Stored data:
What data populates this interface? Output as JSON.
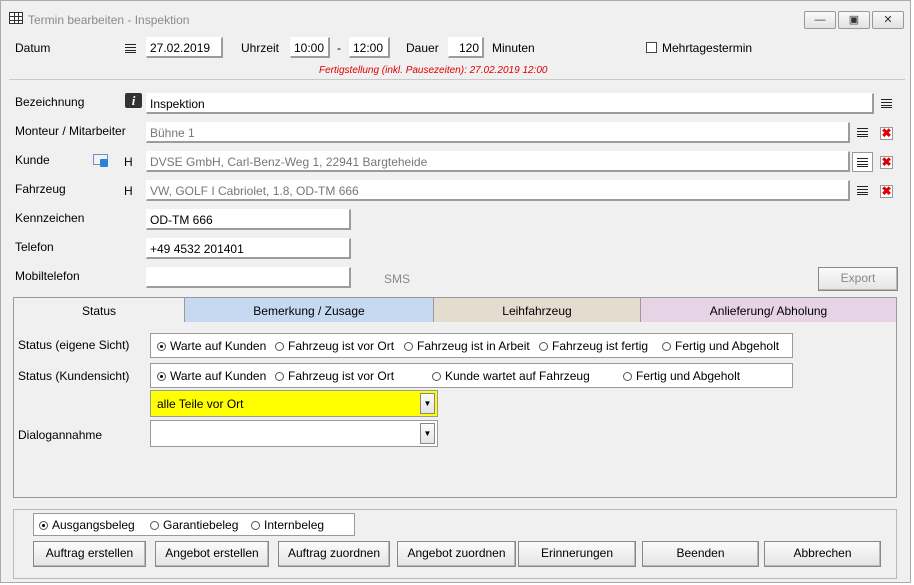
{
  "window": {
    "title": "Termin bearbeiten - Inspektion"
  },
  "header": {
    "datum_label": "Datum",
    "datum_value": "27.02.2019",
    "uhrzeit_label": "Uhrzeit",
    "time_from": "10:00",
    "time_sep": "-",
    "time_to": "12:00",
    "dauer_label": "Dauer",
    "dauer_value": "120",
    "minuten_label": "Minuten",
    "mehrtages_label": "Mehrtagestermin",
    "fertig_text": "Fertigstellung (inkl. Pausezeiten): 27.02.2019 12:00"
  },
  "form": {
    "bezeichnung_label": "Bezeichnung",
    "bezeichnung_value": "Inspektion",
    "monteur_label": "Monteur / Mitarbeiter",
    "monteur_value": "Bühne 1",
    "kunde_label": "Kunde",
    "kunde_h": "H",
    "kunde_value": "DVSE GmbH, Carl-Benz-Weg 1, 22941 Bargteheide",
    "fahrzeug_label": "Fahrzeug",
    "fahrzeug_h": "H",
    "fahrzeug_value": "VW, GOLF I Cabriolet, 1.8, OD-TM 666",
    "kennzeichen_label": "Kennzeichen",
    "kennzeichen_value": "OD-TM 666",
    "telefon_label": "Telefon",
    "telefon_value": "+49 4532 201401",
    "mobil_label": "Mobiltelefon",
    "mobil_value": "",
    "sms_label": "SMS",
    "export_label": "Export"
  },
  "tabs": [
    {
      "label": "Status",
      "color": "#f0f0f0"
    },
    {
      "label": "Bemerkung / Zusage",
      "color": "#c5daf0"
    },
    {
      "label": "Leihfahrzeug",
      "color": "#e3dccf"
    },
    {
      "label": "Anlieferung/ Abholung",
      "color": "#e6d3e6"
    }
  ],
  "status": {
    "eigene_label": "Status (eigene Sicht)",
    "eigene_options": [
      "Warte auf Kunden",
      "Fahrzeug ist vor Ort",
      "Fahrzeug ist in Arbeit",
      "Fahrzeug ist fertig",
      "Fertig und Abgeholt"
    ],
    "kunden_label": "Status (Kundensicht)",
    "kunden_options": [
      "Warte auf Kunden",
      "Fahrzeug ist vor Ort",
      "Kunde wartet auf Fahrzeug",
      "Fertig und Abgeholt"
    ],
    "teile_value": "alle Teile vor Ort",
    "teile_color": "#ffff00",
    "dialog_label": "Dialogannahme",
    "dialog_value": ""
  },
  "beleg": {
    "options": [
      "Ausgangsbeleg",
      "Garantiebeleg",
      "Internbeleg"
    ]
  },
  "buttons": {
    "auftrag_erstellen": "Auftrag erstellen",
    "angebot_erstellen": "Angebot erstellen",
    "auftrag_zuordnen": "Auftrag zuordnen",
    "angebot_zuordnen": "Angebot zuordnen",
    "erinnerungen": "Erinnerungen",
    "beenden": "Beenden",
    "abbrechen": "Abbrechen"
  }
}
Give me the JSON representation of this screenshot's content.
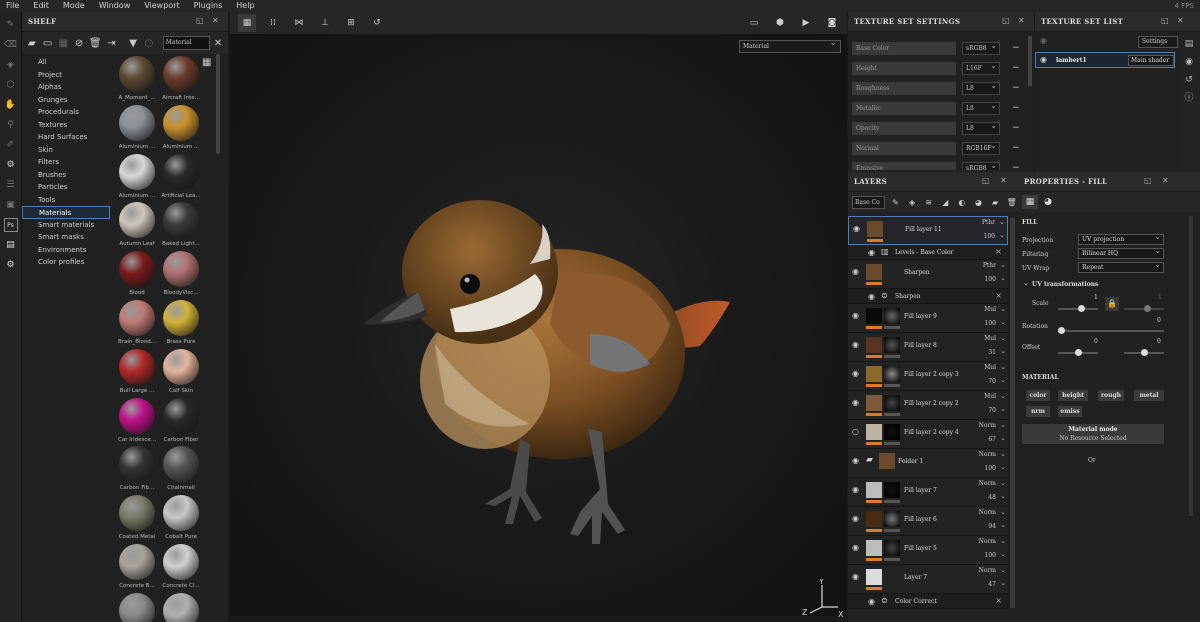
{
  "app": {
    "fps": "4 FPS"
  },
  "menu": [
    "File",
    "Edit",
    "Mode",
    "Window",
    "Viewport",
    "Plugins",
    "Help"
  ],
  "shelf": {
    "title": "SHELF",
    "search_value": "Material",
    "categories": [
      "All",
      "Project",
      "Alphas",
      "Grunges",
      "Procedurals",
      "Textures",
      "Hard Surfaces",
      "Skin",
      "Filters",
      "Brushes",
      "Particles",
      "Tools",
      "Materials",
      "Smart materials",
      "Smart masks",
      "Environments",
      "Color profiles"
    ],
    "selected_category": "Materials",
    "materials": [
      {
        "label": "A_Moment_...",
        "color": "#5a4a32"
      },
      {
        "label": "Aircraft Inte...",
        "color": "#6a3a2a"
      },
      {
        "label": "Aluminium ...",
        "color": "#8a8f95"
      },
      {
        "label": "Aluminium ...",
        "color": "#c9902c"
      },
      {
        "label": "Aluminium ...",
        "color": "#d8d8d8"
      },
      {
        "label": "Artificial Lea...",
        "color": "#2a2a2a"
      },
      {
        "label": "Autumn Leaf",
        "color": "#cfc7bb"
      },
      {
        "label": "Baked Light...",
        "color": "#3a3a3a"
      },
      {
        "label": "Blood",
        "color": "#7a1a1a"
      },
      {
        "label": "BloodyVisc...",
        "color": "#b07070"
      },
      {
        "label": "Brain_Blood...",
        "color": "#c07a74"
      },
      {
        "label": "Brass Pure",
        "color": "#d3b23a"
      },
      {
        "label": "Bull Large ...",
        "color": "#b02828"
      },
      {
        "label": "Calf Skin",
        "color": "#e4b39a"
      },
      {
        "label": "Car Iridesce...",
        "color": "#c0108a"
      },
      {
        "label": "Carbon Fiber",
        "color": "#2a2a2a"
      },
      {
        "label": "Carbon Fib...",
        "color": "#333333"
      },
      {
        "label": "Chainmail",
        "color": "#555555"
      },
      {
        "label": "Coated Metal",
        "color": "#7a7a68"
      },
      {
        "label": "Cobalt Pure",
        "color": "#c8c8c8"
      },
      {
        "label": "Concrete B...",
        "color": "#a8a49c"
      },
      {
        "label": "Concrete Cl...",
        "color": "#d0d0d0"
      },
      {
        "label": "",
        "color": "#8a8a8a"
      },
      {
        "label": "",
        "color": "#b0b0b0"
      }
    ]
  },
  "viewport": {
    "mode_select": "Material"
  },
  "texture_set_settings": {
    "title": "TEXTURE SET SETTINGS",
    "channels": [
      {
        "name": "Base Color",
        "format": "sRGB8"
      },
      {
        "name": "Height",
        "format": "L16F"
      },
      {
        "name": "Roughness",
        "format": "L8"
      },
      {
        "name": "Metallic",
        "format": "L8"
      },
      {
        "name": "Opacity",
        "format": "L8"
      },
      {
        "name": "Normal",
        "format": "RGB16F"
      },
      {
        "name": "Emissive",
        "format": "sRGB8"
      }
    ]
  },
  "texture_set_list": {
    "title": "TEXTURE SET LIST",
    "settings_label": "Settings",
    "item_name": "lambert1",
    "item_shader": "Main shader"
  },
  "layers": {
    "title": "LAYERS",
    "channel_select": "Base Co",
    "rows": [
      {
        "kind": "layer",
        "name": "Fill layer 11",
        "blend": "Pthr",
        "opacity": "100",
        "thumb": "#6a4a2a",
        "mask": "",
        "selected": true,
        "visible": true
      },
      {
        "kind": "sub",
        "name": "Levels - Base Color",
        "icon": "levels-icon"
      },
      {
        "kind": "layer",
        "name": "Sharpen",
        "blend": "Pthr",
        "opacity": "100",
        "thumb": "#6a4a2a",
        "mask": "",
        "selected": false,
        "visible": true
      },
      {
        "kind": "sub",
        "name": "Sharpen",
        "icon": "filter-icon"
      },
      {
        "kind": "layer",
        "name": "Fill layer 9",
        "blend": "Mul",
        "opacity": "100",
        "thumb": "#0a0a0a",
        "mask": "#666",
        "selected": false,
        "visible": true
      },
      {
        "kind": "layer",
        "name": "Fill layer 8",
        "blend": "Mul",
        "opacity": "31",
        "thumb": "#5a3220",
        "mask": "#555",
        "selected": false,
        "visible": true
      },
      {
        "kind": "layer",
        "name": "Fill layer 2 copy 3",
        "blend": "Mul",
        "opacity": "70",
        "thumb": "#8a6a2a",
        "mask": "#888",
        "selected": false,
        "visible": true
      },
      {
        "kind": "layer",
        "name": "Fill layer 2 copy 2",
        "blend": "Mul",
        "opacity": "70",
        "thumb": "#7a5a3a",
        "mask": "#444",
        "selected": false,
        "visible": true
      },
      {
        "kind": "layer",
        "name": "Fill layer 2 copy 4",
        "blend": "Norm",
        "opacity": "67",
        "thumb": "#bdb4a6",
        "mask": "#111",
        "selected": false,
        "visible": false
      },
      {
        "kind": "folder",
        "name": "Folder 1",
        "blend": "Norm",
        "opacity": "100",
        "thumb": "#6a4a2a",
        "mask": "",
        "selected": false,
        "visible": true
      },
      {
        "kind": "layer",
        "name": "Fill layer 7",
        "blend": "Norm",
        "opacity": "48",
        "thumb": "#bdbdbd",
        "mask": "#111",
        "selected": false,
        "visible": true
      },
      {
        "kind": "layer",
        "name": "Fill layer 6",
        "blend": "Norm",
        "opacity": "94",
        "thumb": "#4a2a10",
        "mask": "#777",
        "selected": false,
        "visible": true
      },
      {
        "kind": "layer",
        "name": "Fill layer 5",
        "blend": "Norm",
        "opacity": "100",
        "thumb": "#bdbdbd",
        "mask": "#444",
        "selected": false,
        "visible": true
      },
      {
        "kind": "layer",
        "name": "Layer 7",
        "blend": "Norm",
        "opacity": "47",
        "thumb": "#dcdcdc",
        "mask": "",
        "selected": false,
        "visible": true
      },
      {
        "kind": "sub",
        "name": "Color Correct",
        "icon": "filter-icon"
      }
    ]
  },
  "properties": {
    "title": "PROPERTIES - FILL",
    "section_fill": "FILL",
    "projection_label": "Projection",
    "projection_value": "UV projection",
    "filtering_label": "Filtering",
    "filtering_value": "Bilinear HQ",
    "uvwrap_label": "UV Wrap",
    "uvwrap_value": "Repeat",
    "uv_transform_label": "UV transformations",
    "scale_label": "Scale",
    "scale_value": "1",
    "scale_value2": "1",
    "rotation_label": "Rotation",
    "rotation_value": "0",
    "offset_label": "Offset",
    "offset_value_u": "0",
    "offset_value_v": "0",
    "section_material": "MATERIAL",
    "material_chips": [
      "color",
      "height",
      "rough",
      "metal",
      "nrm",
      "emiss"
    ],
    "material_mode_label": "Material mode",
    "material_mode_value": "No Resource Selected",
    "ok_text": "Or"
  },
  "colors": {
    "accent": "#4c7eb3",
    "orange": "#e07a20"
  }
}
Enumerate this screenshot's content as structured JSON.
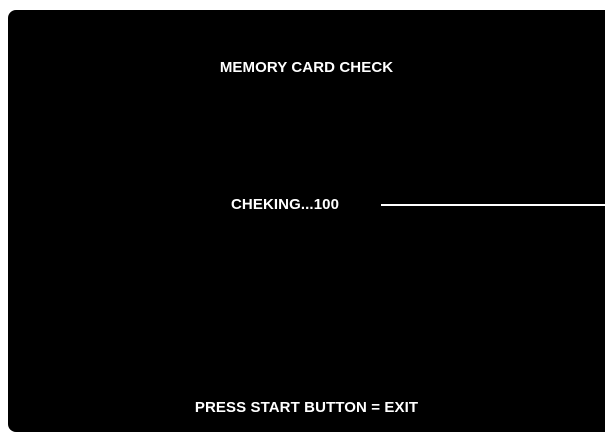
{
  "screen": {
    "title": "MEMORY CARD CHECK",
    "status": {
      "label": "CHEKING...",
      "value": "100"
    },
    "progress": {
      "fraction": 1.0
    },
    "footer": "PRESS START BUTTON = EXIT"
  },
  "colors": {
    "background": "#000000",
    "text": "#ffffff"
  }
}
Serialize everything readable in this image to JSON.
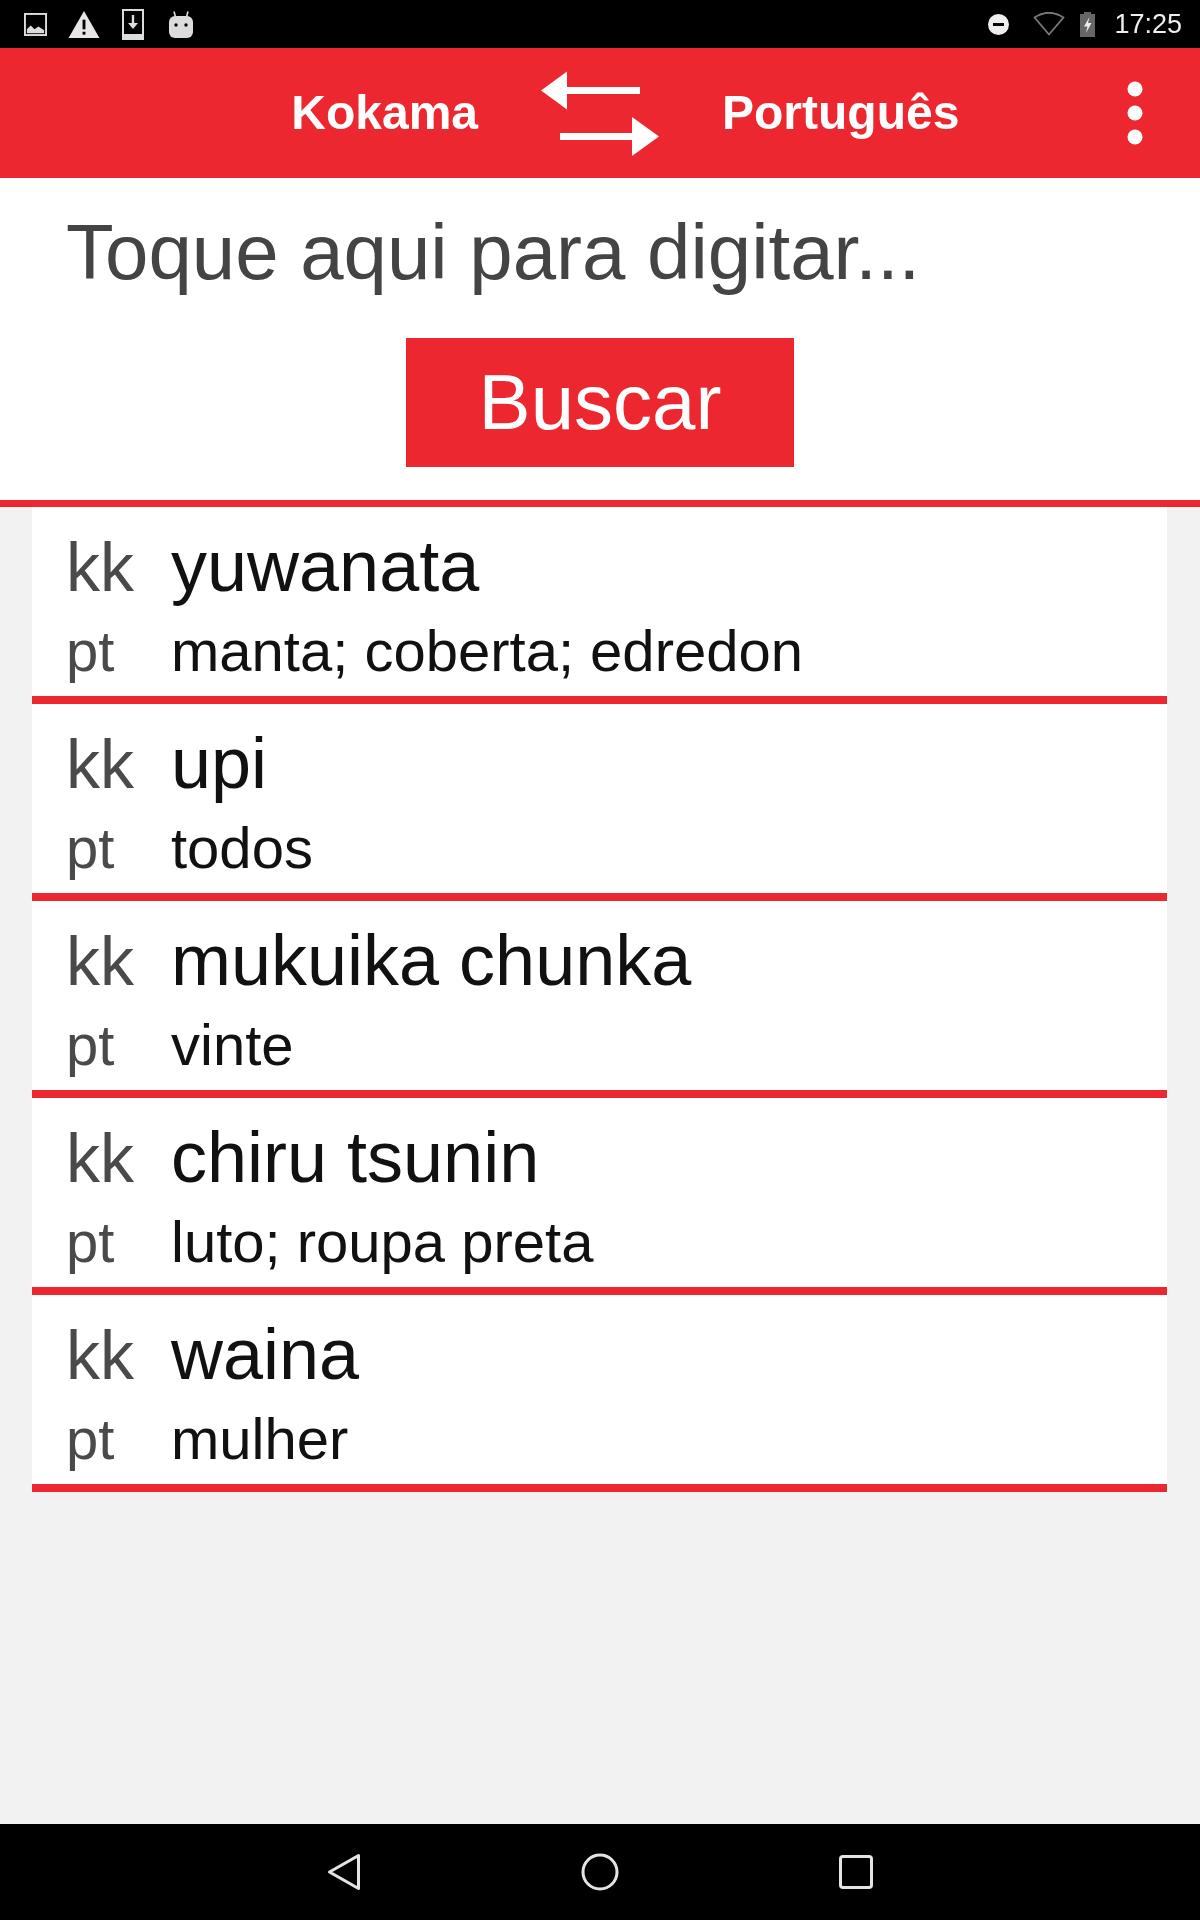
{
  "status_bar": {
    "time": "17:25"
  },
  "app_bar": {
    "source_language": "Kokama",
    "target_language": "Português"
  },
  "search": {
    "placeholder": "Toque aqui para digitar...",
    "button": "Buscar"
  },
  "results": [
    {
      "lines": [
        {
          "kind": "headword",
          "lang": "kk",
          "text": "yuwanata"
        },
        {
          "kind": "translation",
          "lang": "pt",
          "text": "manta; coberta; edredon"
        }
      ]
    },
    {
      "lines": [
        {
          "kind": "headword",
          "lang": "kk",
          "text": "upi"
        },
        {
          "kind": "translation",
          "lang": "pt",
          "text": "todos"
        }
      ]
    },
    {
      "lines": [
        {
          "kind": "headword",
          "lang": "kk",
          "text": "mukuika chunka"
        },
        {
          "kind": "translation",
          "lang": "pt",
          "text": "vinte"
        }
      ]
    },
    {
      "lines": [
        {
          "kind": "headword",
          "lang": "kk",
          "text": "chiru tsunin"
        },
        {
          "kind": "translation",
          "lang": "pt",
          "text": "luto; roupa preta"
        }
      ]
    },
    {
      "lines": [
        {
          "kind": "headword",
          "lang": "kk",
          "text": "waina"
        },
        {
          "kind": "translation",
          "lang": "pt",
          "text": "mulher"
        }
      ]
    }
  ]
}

**WRITTEN INSTRUCTION:** Keep only the lines that hold the string "JSON", and copy them out.

**WRITTEN RESPONSE:**
What data populates this interface? Output as JSON.
Give me the JSON representation of this screenshot's content.
Enumerate this screenshot's content as structured JSON.
Serialize everything readable in this image to JSON.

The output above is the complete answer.